求められること: Javaのrecordについての原文のうち、「Additional fields」を含む語句で始まり「がよい誘惑が再度出てきます。」で終わる部分を、一字一句変えずに書き写してください。

原文:
"""

変更可能なJavaBeansのボイラープレートを自動化することは素晴らしいことではありますが、 任意のコードのボイラープレート削減のみに焦点を当てたアプローチは、単に新しいボイラープレートを作成するだけに過ぎないことを認識するために、これまでの多くの試み(Lombok、Immutables、Joda Beansなど)や、長年にわたって取得した「ノブ」の数を調べるだけで十分です。これらのクラスは単純に自由度が高すぎて1個のシンプルな記述で把握できません。
セマンティクスが明確に定義された名目上のタプルは、多くのユースケースでプログラムをより簡潔かつ信頼性の高いものにすることができますが、それでもタプルの制限を超えるユースケースがあります(これらのクラスに対してできることがないという意味ではなく、単にこの機能ではできない、ということです)。したがって、明確にするために、recordはJavaBeansやその他の変更可能な集合を置き換えるものではありませんし、それで問題ありません。
Additional fields
関連する懸念に、recordが状態記述の一部であるフィールド以外のフィールドを宣言できるかどうかがあります(また、これが安全な例を簡単に想像できます)。それに対し、この機能は、「状態、状態全体、状態以外の何者でもない」のモットーに反する誘惑、避けた方がよい誘惑が再度出てきます。
Sealed types
sealed typeは、型宣言で指定されたガイダンスに従ってサブクラス化が制限されている型です (finalityは縮退したsealと考えることができます)。

"""

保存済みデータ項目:
"""

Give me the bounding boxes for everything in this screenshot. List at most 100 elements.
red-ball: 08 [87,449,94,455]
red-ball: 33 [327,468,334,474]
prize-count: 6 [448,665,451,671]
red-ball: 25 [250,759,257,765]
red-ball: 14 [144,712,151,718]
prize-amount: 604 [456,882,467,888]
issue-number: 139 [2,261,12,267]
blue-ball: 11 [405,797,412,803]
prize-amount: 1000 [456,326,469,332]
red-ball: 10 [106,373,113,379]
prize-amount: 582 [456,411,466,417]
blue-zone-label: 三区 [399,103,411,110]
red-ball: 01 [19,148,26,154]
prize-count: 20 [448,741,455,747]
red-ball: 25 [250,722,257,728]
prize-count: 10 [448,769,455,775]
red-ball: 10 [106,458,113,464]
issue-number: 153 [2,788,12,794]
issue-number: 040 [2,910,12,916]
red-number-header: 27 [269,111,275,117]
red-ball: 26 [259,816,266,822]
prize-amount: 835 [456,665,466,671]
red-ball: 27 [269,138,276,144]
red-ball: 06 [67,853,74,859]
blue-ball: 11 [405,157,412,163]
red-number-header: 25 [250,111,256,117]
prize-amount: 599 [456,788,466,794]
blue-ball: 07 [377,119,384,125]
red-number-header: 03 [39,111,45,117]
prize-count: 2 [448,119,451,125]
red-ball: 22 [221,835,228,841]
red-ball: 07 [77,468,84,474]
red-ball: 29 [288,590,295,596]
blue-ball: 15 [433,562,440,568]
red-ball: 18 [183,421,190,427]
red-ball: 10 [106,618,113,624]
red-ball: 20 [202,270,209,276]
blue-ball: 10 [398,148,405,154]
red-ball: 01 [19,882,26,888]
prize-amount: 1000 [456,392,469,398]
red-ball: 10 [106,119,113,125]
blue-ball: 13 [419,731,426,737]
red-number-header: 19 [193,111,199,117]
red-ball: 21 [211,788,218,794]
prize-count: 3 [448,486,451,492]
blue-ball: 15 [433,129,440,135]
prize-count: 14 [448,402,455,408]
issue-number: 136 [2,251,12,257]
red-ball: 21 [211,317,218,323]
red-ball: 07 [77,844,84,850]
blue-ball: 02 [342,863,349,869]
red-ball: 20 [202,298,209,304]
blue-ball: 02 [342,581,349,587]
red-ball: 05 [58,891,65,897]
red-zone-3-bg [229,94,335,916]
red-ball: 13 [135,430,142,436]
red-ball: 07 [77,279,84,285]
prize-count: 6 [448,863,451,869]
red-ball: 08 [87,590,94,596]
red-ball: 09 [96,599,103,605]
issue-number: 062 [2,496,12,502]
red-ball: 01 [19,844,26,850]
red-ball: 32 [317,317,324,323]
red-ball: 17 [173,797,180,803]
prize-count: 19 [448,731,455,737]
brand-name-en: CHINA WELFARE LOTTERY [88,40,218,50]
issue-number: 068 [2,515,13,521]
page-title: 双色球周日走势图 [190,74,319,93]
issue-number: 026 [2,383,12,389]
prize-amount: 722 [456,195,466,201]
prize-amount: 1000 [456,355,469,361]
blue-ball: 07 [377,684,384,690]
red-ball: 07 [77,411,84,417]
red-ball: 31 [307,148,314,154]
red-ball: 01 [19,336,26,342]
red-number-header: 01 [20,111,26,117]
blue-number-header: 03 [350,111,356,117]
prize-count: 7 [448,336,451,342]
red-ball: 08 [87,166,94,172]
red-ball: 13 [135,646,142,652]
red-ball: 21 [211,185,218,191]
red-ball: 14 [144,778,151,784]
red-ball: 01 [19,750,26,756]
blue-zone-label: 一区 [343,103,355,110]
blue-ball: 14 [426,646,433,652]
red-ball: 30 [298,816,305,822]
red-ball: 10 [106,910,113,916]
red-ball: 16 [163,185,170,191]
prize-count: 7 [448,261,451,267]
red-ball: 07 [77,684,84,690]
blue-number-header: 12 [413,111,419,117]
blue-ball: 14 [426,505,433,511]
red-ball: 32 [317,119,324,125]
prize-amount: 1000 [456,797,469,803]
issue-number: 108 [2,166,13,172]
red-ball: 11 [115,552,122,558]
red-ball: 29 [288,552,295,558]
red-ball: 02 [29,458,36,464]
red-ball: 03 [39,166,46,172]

"""

課題の出力:
Additional fields
関連する懸念に、recordが状態記述の一部であるフィールド以外のフィールドを宣言できるかどうかがあります(また、これが安全な例を簡単に想像できます)。それに対し、この機能は、「状態、状態全体、状態以外の何者でもない」のモットーに反する誘惑、避けた方がよい誘惑が再度出てきます。